* _Set problem_
Please count the lines in the records below that contain the string "cost", treating uppercase and lowercase as different. Give only the number.

%%

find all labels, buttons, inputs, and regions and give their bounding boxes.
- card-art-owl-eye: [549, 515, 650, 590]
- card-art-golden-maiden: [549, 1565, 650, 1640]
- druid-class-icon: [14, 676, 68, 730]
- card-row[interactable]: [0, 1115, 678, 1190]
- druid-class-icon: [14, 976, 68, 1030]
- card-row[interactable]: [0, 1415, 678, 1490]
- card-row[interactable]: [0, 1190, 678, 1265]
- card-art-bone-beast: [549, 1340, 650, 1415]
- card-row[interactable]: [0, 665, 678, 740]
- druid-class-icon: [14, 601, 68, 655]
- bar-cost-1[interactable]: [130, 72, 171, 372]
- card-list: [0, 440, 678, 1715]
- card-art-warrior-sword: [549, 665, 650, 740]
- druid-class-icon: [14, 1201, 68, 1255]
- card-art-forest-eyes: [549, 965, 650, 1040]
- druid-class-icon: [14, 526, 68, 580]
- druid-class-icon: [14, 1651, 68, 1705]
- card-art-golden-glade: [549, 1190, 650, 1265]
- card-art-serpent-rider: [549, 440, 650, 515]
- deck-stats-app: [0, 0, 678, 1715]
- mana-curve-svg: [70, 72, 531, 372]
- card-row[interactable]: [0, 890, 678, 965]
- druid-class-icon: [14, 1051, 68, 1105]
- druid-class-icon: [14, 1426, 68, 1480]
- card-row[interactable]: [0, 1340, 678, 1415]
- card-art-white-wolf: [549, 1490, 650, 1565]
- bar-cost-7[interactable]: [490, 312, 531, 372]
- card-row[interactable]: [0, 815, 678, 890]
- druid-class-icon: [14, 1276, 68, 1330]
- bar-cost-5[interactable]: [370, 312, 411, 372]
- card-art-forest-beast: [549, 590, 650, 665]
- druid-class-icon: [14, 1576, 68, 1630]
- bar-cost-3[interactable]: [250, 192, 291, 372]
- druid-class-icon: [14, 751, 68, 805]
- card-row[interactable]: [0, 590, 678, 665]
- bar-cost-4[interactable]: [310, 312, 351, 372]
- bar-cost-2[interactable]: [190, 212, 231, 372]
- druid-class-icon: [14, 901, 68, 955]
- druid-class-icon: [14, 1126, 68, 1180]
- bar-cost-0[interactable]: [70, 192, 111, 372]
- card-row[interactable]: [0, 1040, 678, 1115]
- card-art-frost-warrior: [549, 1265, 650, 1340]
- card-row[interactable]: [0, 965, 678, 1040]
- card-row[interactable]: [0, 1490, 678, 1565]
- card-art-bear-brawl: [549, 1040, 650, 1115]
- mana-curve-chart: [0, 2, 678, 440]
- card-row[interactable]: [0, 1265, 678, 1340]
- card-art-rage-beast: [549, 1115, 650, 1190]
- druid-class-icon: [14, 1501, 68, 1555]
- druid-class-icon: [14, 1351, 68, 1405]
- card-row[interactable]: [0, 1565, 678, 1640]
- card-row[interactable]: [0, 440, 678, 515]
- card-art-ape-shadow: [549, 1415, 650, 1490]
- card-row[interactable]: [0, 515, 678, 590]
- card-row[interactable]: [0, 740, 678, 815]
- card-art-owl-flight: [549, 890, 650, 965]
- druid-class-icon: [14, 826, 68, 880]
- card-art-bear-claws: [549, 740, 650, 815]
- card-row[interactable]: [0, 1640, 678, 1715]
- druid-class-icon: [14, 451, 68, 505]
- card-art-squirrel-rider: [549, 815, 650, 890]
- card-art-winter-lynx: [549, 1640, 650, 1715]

%%

* _Exercise response_
7